[What is expected] Read the listing and extract each line that includes the word "قوله".

Records from a dataset:
****************

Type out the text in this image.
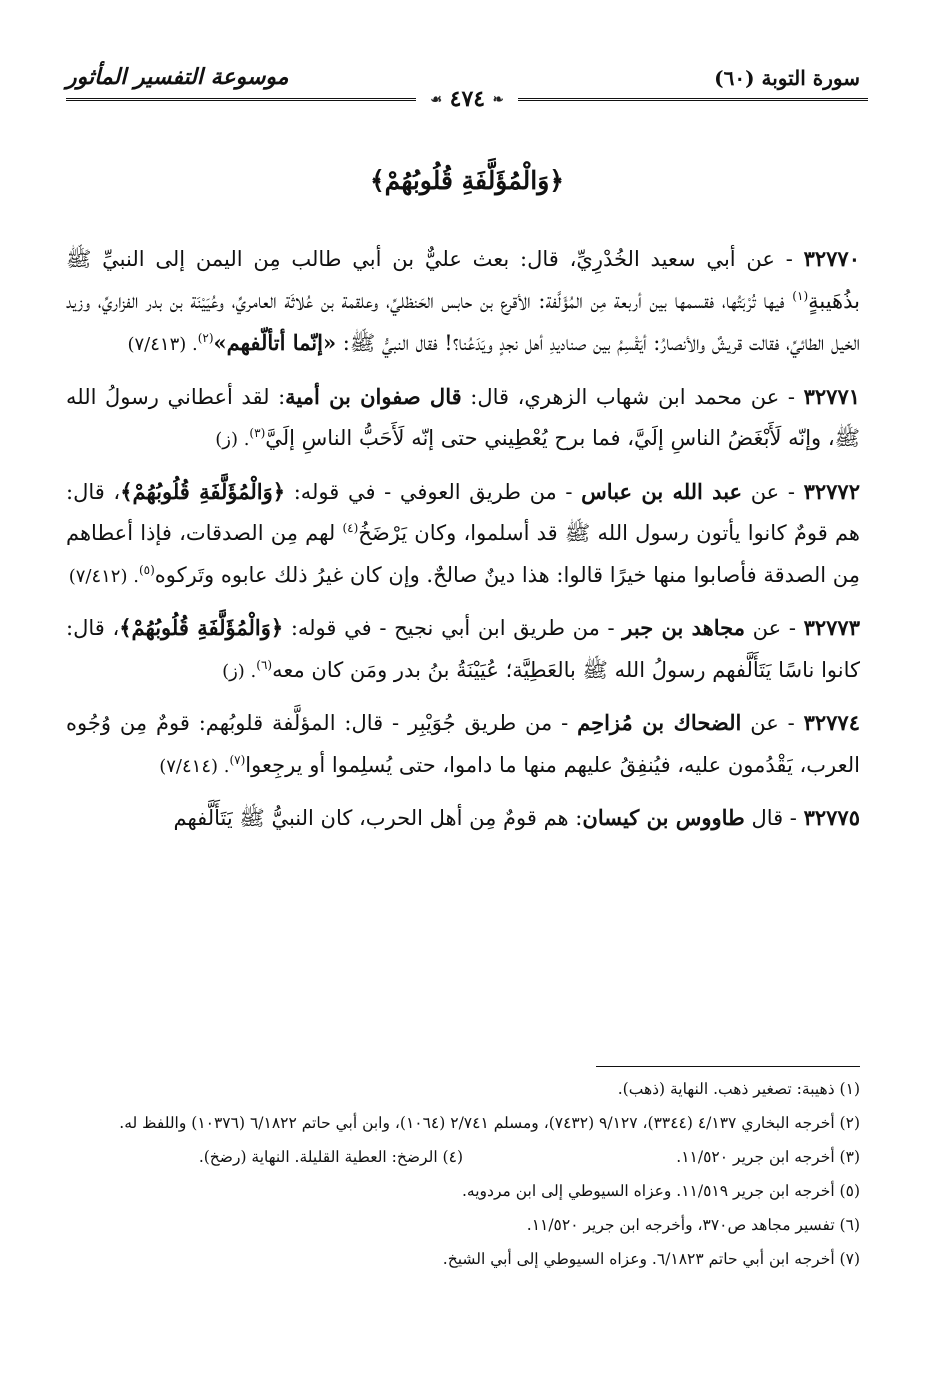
سورة التوبة (٦٠)
موسوعة التفسير المأثور
❧ ٤٧٤ ☙
﴿وَالْمُؤَلَّفَةِ قُلُوبُهُمْ﴾

٣٢٧٧٠ - عن أبي سعيد الخُدْرِيِّ، قال: بعث عليٌّ بن أبي طالب مِن اليمن إلى النبيِّ ﷺ بذُهَيبةٍ$^{(١)}$ فيها تُرْبَتُها، فقسمها بين أربعة مِن المُؤَلَّفة: الأقرع بن حابس الحَنظليِّ، وعلقمة بن عُلاثَة العامريِّ، وعُيَيْنَة بن بدر الفزاريِّ، وزيد الخيل الطائيِّ، فقالت قريشٌ والأنصارُ: أيَقْسِمُ بين صناديدِ أهل نجدٍ ويَدَعُنا؟! فقال النبيُّ ﷺ: «إنّما أتألّفهم»$^{(٢)}$. (٧/٤١٣)

٣٢٧٧١ - عن محمد ابن شهاب الزهري، قال: قال صفوان بن أمية: لقد أعطاني رسولُ الله ﷺ، وإنّه لَأَبْغَضُ الناسِ إلَيَّ، فما برح يُعْطِيني حتى إنّه لَأَحَبُّ الناسِ إلَيَّ$^{(٣)}$. (ز)

٣٢٧٧٢ - عن عبد الله بن عباس - من طريق العوفي - في قوله: ﴿وَالْمُؤَلَّفَةِ قُلُوبُهُمْ﴾، قال: هم قومٌ كانوا يأتون رسول الله ﷺ قد أسلموا، وكان يَرْضَخُ$^{(٤)}$ لهم مِن الصدقات، فإذا أعطاهم مِن الصدقة فأصابوا منها خيرًا قالوا: هذا دينٌ صالحٌ. وإن كان غيرُ ذلك عابوه وتَركوه$^{(٥)}$. (٧/٤١٢)

٣٢٧٧٣ - عن مجاهد بن جبر - من طريق ابن أبي نجيح - في قوله: ﴿وَالْمُؤَلَّفَةِ قُلُوبُهُمْ﴾، قال: كانوا ناسًا يَتَأَلَّفهم رسولُ الله ﷺ بالعَطِيَّة؛ عُيَيْنَةُ بنُ بدر ومَن كان معه$^{(٦)}$. (ز)

٣٢٧٧٤ - عن الضحاك بن مُزاحِم - من طريق جُوَيْبِر - قال: المؤلَّفة قلوبُهم: قومٌ مِن وُجُوه العرب، يَقْدُمون عليه، فيُنفِقُ عليهم منها ما داموا، حتى يُسلِموا أو يرجِعوا$^{(٧)}$. (٧/٤١٤)

٣٢٧٧٥ - قال طاووس بن كيسان: هم قومٌ مِن أهل الحرب، كان النبيُّ ﷺ يَتَأَلَّفهم

(١) ذهيبة: تصغير ذهب. النهاية (ذهب).

(٢) أخرجه البخاري ٤/١٣٧ (٣٣٤٤)، ٩/١٢٧ (٧٤٣٢)، ومسلم ٢/٧٤١ (١٠٦٤)، وابن أبي حاتم ٦/١٨٢٢ (١٠٣٧٦) واللفظ له.

(٣) أخرجه ابن جرير ١١/٥٢٠.

(٤) الرضخ: العطية القليلة. النهاية (رضخ).

(٥) أخرجه ابن جرير ١١/٥١٩. وعزاه السيوطي إلى ابن مردويه.

(٦) تفسير مجاهد ص٣٧٠، وأخرجه ابن جرير ١١/٥٢٠.

(٧) أخرجه ابن أبي حاتم ٦/١٨٢٣. وعزاه السيوطي إلى أبي الشيخ.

****************

[Full solution]
٣٢٧٧٢ - عن عبد الله بن عباس - من طريق العوفي - في قوله: ﴿وَالْمُؤَلَّفَةِ قُلُوبُهُمْ﴾، قال: هم قومٌ كانوا يأتون رسول الله ﷺ قد أسلموا، وكان يَرْضَخُ$^{(٤)}$ لهم مِن الصدقات، فإذا أعطاهم مِن الصدقة فأصابوا منها خيرًا قالوا: هذا دينٌ صالحٌ. وإن كان غيرُ ذلك عابوه وتَركوه$^{(٥)}$. (٧/٤١٢)
٣٢٧٧٣ - عن مجاهد بن جبر - من طريق ابن أبي نجيح - في قوله: ﴿وَالْمُؤَلَّفَةِ قُلُوبُهُمْ﴾، قال: كانوا ناسًا يَتَأَلَّفهم رسولُ الله ﷺ بالعَطِيَّة؛ عُيَيْنَةُ بنُ بدر ومَن كان معه$^{(٦)}$. (ز)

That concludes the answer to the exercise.